*WHAT THE TASK REQUIRES*
In your copy, include every line of the listing below exactly but none of the pictures.

*DATA SECTION*
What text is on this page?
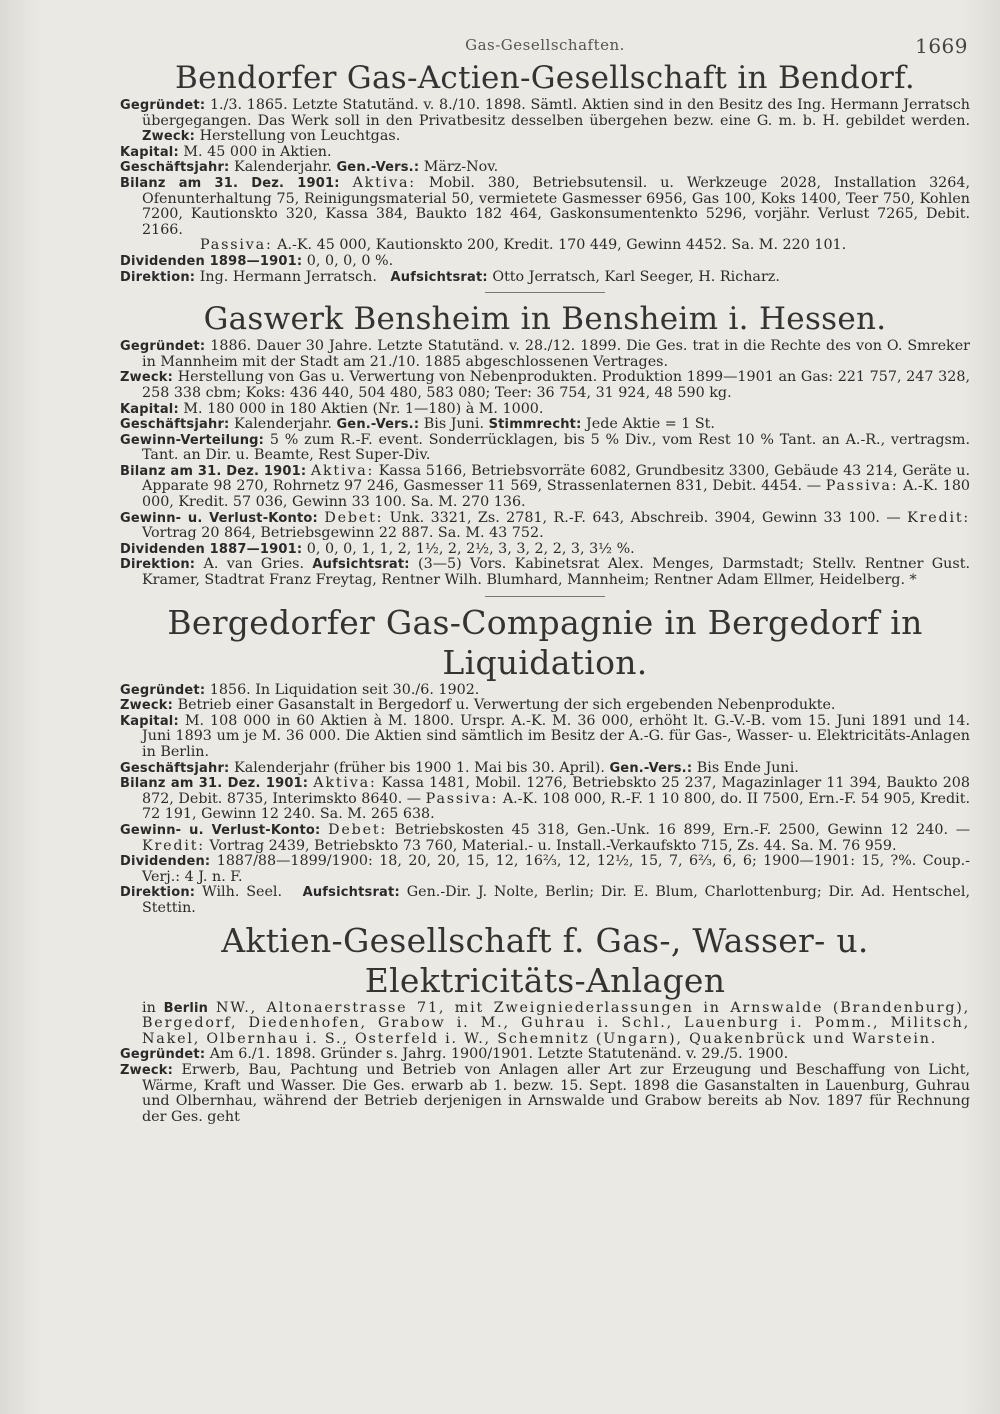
Gas-Gesellschaften.	1669
Bendorfer Gas-Actien-Gesellschaft in Bendorf.

Gegründet: 1./3. 1865. Letzte Statutänd. v. 8./10. 1898. Sämtl. Aktien sind in den Besitz des Ing. Hermann Jerratsch übergegangen. Das Werk soll in den Privatbesitz desselben übergehen bezw. eine G. m. b. H. gebildet werden. Zweck: Herstellung von Leuchtgas.

Kapital: M. 45 000 in Aktien.

Geschäftsjahr: Kalenderjahr. Gen.-Vers.: März-Nov.

Bilanz am 31. Dez. 1901: Aktiva: Mobil. 380, Betriebsutensil. u. Werkzeuge 2028, Installation 3264, Ofenunterhaltung 75, Reinigungsmaterial 50, vermietete Gasmesser 6956, Gas 100, Koks 1400, Teer 750, Kohlen 7200, Kautionskto 320, Kassa 384, Baukto 182 464, Gaskonsumentenkto 5296, vorjähr. Verlust 7265, Debit. 2166.

Passiva: A.-K. 45 000, Kautionskto 200, Kredit. 170 449, Gewinn 4452. Sa. M. 220 101.

Dividenden 1898—1901: 0, 0, 0, 0 %.

Direktion: Ing. Hermann Jerratsch. Aufsichtsrat: Otto Jerratsch, Karl Seeger, H. Richarz.

Gaswerk Bensheim in Bensheim i. Hessen.

Gegründet: 1886. Dauer 30 Jahre. Letzte Statutänd. v. 28./12. 1899. Die Ges. trat in die Rechte des von O. Smreker in Mannheim mit der Stadt am 21./10. 1885 abgeschlossenen Vertrages.

Zweck: Herstellung von Gas u. Verwertung von Nebenprodukten. Produktion 1899—1901 an Gas: 221 757, 247 328, 258 338 cbm; Koks: 436 440, 504 480, 583 080; Teer: 36 754, 31 924, 48 590 kg.

Kapital: M. 180 000 in 180 Aktien (Nr. 1—180) à M. 1000.

Geschäftsjahr: Kalenderjahr. Gen.-Vers.: Bis Juni. Stimmrecht: Jede Aktie = 1 St.

Gewinn-Verteilung: 5 % zum R.-F. event. Sonderrücklagen, bis 5 % Div., vom Rest 10 % Tant. an A.-R., vertragsm. Tant. an Dir. u. Beamte, Rest Super-Div.

Bilanz am 31. Dez. 1901: Aktiva: Kassa 5166, Betriebsvorräte 6082, Grundbesitz 3300, Gebäude 43 214, Geräte u. Apparate 98 270, Rohrnetz 97 246, Gasmesser 11 569, Strassenlaternen 831, Debit. 4454. — Passiva: A.-K. 180 000, Kredit. 57 036, Gewinn 33 100. Sa. M. 270 136.

Gewinn- u. Verlust-Konto: Debet: Unk. 3321, Zs. 2781, R.-F. 643, Abschreib. 3904, Gewinn 33 100. — Kredit: Vortrag 20 864, Betriebsgewinn 22 887. Sa. M. 43 752.

Dividenden 1887—1901: 0, 0, 0, 1, 1, 2, 1½, 2, 2½, 3, 3, 2, 2, 3, 3½ %.

Direktion: A. van Gries. Aufsichtsrat: (3—5) Vors. Kabinetsrat Alex. Menges, Darmstadt; Stellv. Rentner Gust. Kramer, Stadtrat Franz Freytag, Rentner Wilh. Blumhard, Mannheim; Rentner Adam Ellmer, Heidelberg. *

Bergedorfer Gas-Compagnie in Bergedorf in Liquidation.

Gegründet: 1856. In Liquidation seit 30./6. 1902.

Zweck: Betrieb einer Gasanstalt in Bergedorf u. Verwertung der sich ergebenden Nebenprodukte.

Kapital: M. 108 000 in 60 Aktien à M. 1800. Urspr. A.-K. M. 36 000, erhöht lt. G.-V.-B. vom 15. Juni 1891 und 14. Juni 1893 um je M. 36 000. Die Aktien sind sämtlich im Besitz der A.-G. für Gas-, Wasser- u. Elektricitäts-Anlagen in Berlin.

Geschäftsjahr: Kalenderjahr (früher bis 1900 1. Mai bis 30. April). Gen.-Vers.: Bis Ende Juni.

Bilanz am 31. Dez. 1901: Aktiva: Kassa 1481, Mobil. 1276, Betriebskto 25 237, Magazinlager 11 394, Baukto 208 872, Debit. 8735, Interimskto 8640. — Passiva: A.-K. 108 000, R.-F. 1 10 800, do. II 7500, Ern.-F. 54 905, Kredit. 72 191, Gewinn 12 240. Sa. M. 265 638.

Gewinn- u. Verlust-Konto: Debet: Betriebskosten 45 318, Gen.-Unk. 16 899, Ern.-F. 2500, Gewinn 12 240. — Kredit: Vortrag 2439, Betriebskto 73 760, Material.- u. Install.-Verkaufskto 715, Zs. 44. Sa. M. 76 959.

Dividenden: 1887/88—1899/1900: 18, 20, 20, 15, 12, 16⅔, 12, 12½, 15, 7, 6⅔, 6, 6; 1900—1901: 15, ?%. Coup.-Verj.: 4 J. n. F.

Direktion: Wilh. Seel. Aufsichtsrat: Gen.-Dir. J. Nolte, Berlin; Dir. E. Blum, Charlottenburg; Dir. Ad. Hentschel, Stettin.

Aktien-Gesellschaft f. Gas-, Wasser- u. Elektricitäts-Anlagen

in Berlin NW., Altonaerstrasse 71, mit Zweigniederlassungen in Arnswalde (Brandenburg), Bergedorf, Diedenhofen, Grabow i. M., Guhrau i. Schl., Lauenburg i. Pomm., Militsch, Nakel, Olbernhau i. S., Osterfeld i. W., Schemnitz (Ungarn), Quakenbrück und Warstein.

Gegründet: Am 6./1. 1898. Gründer s. Jahrg. 1900/1901. Letzte Statutenänd. v. 29./5. 1900.

Zweck: Erwerb, Bau, Pachtung und Betrieb von Anlagen aller Art zur Erzeugung und Beschaffung von Licht, Wärme, Kraft und Wasser. Die Ges. erwarb ab 1. bezw. 15. Sept. 1898 die Gasanstalten in Lauenburg, Guhrau und Olbernhau, während der Betrieb derjenigen in Arnswalde und Grabow bereits ab Nov. 1897 für Rechnung der Ges. geht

*RESPONSE*
What text is on this page?
Gas-Gesellschaften.	1669
Bendorfer Gas-Actien-Gesellschaft in Bendorf.

Gegründet: 1./3. 1865. Letzte Statutänd. v. 8./10. 1898. Sämtl. Aktien sind in den Besitz des Ing. Hermann Jerratsch übergegangen. Das Werk soll in den Privatbesitz desselben übergehen bezw. eine G. m. b. H. gebildet werden. Zweck: Herstellung von Leuchtgas.

Kapital: M. 45 000 in Aktien.

Geschäftsjahr: Kalenderjahr. Gen.-Vers.: März-Nov.

Bilanz am 31. Dez. 1901: Aktiva: Mobil. 380, Betriebsutensil. u. Werkzeuge 2028, Installation 3264, Ofenunterhaltung 75, Reinigungsmaterial 50, vermietete Gasmesser 6956, Gas 100, Koks 1400, Teer 750, Kohlen 7200, Kautionskto 320, Kassa 384, Baukto 182 464, Gaskonsumentenkto 5296, vorjähr. Verlust 7265, Debit. 2166.

Passiva: A.-K. 45 000, Kautionskto 200, Kredit. 170 449, Gewinn 4452. Sa. M. 220 101.

Dividenden 1898—1901: 0, 0, 0, 0 %.

Direktion: Ing. Hermann Jerratsch. Aufsichtsrat: Otto Jerratsch, Karl Seeger, H. Richarz.

Gaswerk Bensheim in Bensheim i. Hessen.

Gegründet: 1886. Dauer 30 Jahre. Letzte Statutänd. v. 28./12. 1899. Die Ges. trat in die Rechte des von O. Smreker in Mannheim mit der Stadt am 21./10. 1885 abgeschlossenen Vertrages.

Zweck: Herstellung von Gas u. Verwertung von Nebenprodukten. Produktion 1899—1901 an Gas: 221 757, 247 328, 258 338 cbm; Koks: 436 440, 504 480, 583 080; Teer: 36 754, 31 924, 48 590 kg.

Kapital: M. 180 000 in 180 Aktien (Nr. 1—180) à M. 1000.

Geschäftsjahr: Kalenderjahr. Gen.-Vers.: Bis Juni. Stimmrecht: Jede Aktie = 1 St.

Gewinn-Verteilung: 5 % zum R.-F. event. Sonderrücklagen, bis 5 % Div., vom Rest 10 % Tant. an A.-R., vertragsm. Tant. an Dir. u. Beamte, Rest Super-Div.

Bilanz am 31. Dez. 1901: Aktiva: Kassa 5166, Betriebsvorräte 6082, Grundbesitz 3300, Gebäude 43 214, Geräte u. Apparate 98 270, Rohrnetz 97 246, Gasmesser 11 569, Strassenlaternen 831, Debit. 4454. — Passiva: A.-K. 180 000, Kredit. 57 036, Gewinn 33 100. Sa. M. 270 136.

Gewinn- u. Verlust-Konto: Debet: Unk. 3321, Zs. 2781, R.-F. 643, Abschreib. 3904, Gewinn 33 100. — Kredit: Vortrag 20 864, Betriebsgewinn 22 887. Sa. M. 43 752.

Dividenden 1887—1901: 0, 0, 0, 1, 1, 2, 1½, 2, 2½, 3, 3, 2, 2, 3, 3½ %.

Direktion: A. van Gries. Aufsichtsrat: (3—5) Vors. Kabinetsrat Alex. Menges, Darmstadt; Stellv. Rentner Gust. Kramer, Stadtrat Franz Freytag, Rentner Wilh. Blumhard, Mannheim; Rentner Adam Ellmer, Heidelberg. *

Bergedorfer Gas-Compagnie in Bergedorf in Liquidation.

Gegründet: 1856. In Liquidation seit 30./6. 1902.

Zweck: Betrieb einer Gasanstalt in Bergedorf u. Verwertung der sich ergebenden Nebenprodukte.

Kapital: M. 108 000 in 60 Aktien à M. 1800. Urspr. A.-K. M. 36 000, erhöht lt. G.-V.-B. vom 15. Juni 1891 und 14. Juni 1893 um je M. 36 000. Die Aktien sind sämtlich im Besitz der A.-G. für Gas-, Wasser- u. Elektricitäts-Anlagen in Berlin.

Geschäftsjahr: Kalenderjahr (früher bis 1900 1. Mai bis 30. April). Gen.-Vers.: Bis Ende Juni.

Bilanz am 31. Dez. 1901: Aktiva: Kassa 1481, Mobil. 1276, Betriebskto 25 237, Magazinlager 11 394, Baukto 208 872, Debit. 8735, Interimskto 8640. — Passiva: A.-K. 108 000, R.-F. 1 10 800, do. II 7500, Ern.-F. 54 905, Kredit. 72 191, Gewinn 12 240. Sa. M. 265 638.

Gewinn- u. Verlust-Konto: Debet: Betriebskosten 45 318, Gen.-Unk. 16 899, Ern.-F. 2500, Gewinn 12 240. — Kredit: Vortrag 2439, Betriebskto 73 760, Material.- u. Install.-Verkaufskto 715, Zs. 44. Sa. M. 76 959.

Dividenden: 1887/88—1899/1900: 18, 20, 20, 15, 12, 16⅔, 12, 12½, 15, 7, 6⅔, 6, 6; 1900—1901: 15, ?%. Coup.-Verj.: 4 J. n. F.

Direktion: Wilh. Seel. Aufsichtsrat: Gen.-Dir. J. Nolte, Berlin; Dir. E. Blum, Charlottenburg; Dir. Ad. Hentschel, Stettin.

Aktien-Gesellschaft f. Gas-, Wasser- u. Elektricitäts-Anlagen

in Berlin NW., Altonaerstrasse 71, mit Zweigniederlassungen in Arnswalde (Brandenburg), Bergedorf, Diedenhofen, Grabow i. M., Guhrau i. Schl., Lauenburg i. Pomm., Militsch, Nakel, Olbernhau i. S., Osterfeld i. W., Schemnitz (Ungarn), Quakenbrück und Warstein.

Gegründet: Am 6./1. 1898. Gründer s. Jahrg. 1900/1901. Letzte Statutenänd. v. 29./5. 1900.

Zweck: Erwerb, Bau, Pachtung und Betrieb von Anlagen aller Art zur Erzeugung und Beschaffung von Licht, Wärme, Kraft und Wasser. Die Ges. erwarb ab 1. bezw. 15. Sept. 1898 die Gasanstalten in Lauenburg, Guhrau und Olbernhau, während der Betrieb derjenigen in Arnswalde und Grabow bereits ab Nov. 1897 für Rechnung der Ges. geht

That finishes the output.